[Items from a figure collection]
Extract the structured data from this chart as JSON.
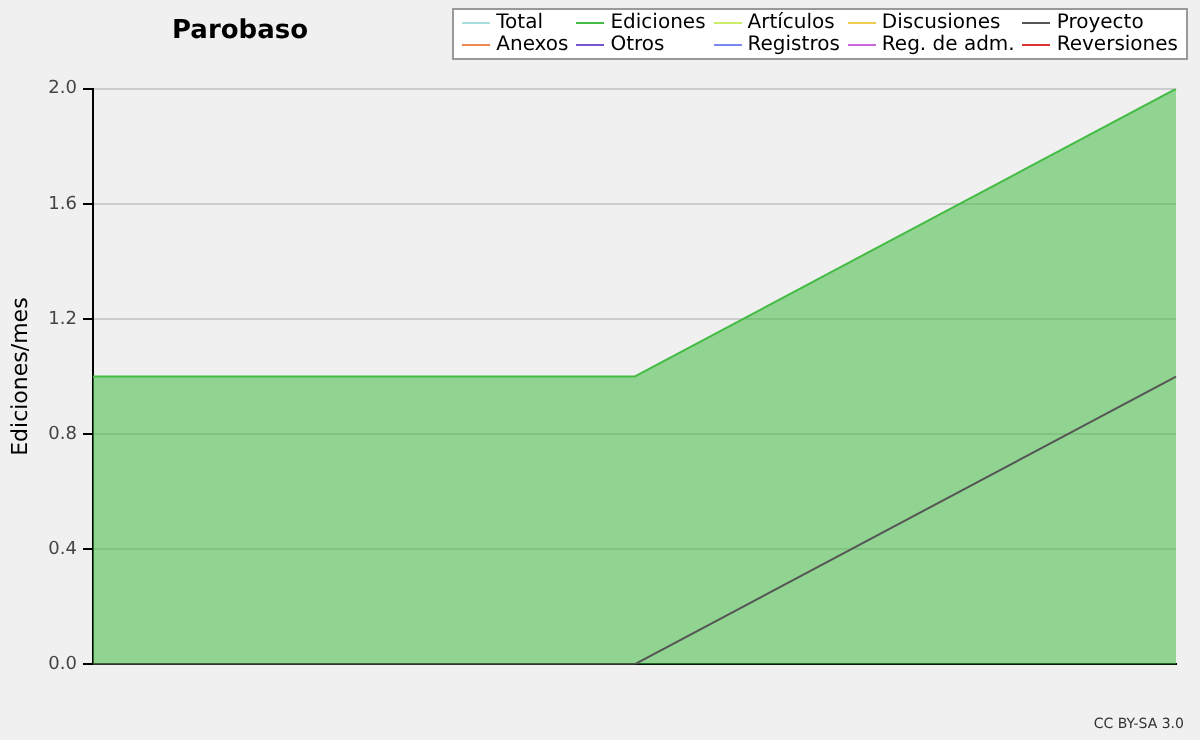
{
  "chart_data": {
    "type": "line",
    "title": "Parobaso",
    "ylabel": "Ediciones/mes",
    "categories": [
      null,
      null,
      null
    ],
    "ylim": [
      0,
      2
    ],
    "yticks": [
      {
        "value": 0,
        "label": "0.0"
      },
      0.4,
      0.8,
      1.2,
      1.6,
      {
        "value": 2,
        "label": "2.0"
      }
    ],
    "grid": "y",
    "legend": "top right",
    "marker": "none",
    "annotations": [
      "CC BY-SA 3.0"
    ],
    "series": [
      {
        "name": "Total",
        "color": "#aadddd",
        "values": [
          null,
          null,
          null
        ]
      },
      {
        "name": "Ediciones",
        "color": "#44bb44",
        "type": "area",
        "values": [
          1,
          1,
          2
        ]
      },
      {
        "name": "Artículos",
        "color": "#ccee66",
        "values": [
          null,
          null,
          null
        ]
      },
      {
        "name": "Discusiones",
        "color": "#eecc55",
        "values": [
          null,
          null,
          null
        ]
      },
      {
        "name": "Proyecto",
        "color": "#555555",
        "values": [
          0,
          0,
          1
        ]
      },
      {
        "name": "Anexos",
        "color": "#ee8855",
        "values": [
          null,
          null,
          null
        ]
      },
      {
        "name": "Otros",
        "color": "#7755cc",
        "values": [
          null,
          null,
          null
        ]
      },
      {
        "name": "Registros",
        "color": "#7788ee",
        "values": [
          null,
          null,
          null
        ]
      },
      {
        "name": "Reg. de adm.",
        "color": "#cc66dd",
        "values": [
          null,
          null,
          null
        ]
      },
      {
        "name": "Reversiones",
        "color": "#dd3333",
        "values": [
          null,
          null,
          null
        ]
      }
    ]
  }
}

(REQUIREMENT) Select all lines with the word "Ediciones" from the entries above.

(OUTPUT BELOW)
    "ylabel": "Ediciones/mes",
        "name": "Ediciones",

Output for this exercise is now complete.